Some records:
[Begin]

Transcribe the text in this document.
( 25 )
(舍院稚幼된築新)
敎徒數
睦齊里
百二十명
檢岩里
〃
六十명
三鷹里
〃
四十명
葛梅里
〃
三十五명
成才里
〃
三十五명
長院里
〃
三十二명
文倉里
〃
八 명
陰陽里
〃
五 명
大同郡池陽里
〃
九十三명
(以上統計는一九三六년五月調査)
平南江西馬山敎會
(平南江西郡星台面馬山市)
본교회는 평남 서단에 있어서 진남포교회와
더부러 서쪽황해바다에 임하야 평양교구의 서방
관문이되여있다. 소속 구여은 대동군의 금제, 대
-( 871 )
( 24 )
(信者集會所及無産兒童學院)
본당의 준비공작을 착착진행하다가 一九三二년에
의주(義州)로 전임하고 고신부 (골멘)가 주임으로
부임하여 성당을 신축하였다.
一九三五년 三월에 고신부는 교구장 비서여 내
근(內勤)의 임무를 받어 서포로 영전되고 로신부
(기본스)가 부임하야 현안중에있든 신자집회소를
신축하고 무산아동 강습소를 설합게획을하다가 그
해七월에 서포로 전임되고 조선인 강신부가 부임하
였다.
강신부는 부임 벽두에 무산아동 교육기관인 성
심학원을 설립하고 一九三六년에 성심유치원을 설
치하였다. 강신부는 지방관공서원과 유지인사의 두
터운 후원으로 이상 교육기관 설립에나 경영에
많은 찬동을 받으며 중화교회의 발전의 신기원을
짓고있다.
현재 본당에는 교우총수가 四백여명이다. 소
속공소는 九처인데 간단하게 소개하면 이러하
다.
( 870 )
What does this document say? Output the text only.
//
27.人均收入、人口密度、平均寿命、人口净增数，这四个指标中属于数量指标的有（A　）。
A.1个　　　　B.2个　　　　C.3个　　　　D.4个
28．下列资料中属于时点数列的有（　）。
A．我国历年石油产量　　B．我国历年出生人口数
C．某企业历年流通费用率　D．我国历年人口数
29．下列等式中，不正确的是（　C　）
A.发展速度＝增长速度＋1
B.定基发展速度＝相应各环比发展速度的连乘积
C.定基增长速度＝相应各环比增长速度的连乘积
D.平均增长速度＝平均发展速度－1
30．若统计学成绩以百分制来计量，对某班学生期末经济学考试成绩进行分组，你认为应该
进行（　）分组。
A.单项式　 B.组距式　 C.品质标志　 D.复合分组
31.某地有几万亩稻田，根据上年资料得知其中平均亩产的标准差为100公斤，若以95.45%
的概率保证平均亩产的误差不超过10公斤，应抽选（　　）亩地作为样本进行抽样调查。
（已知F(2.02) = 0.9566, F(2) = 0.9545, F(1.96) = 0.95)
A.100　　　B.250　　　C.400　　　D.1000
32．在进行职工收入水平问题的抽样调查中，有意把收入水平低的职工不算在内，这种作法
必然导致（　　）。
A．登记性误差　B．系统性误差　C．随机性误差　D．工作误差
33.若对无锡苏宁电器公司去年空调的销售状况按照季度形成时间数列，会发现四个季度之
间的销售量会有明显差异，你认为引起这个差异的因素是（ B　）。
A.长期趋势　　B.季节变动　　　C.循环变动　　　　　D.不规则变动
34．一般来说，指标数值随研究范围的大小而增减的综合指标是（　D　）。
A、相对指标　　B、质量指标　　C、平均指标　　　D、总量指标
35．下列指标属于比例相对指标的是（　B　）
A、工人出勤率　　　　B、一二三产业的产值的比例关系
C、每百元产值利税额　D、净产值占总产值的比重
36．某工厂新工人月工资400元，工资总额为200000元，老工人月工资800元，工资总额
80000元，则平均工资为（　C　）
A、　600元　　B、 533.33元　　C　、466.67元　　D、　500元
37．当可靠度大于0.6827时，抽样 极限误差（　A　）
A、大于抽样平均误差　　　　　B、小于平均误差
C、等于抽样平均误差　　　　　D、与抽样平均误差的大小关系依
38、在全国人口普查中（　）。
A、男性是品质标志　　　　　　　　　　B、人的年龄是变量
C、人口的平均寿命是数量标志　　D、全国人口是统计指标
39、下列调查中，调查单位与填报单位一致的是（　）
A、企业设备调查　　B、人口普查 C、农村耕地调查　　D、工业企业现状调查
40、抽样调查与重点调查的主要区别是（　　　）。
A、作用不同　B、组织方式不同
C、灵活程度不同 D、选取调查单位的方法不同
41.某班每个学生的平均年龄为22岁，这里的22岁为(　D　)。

[End]

Copy and report every line where the word "this" is present.

Transcribe the text in this document.
What does this document say? Output the text only.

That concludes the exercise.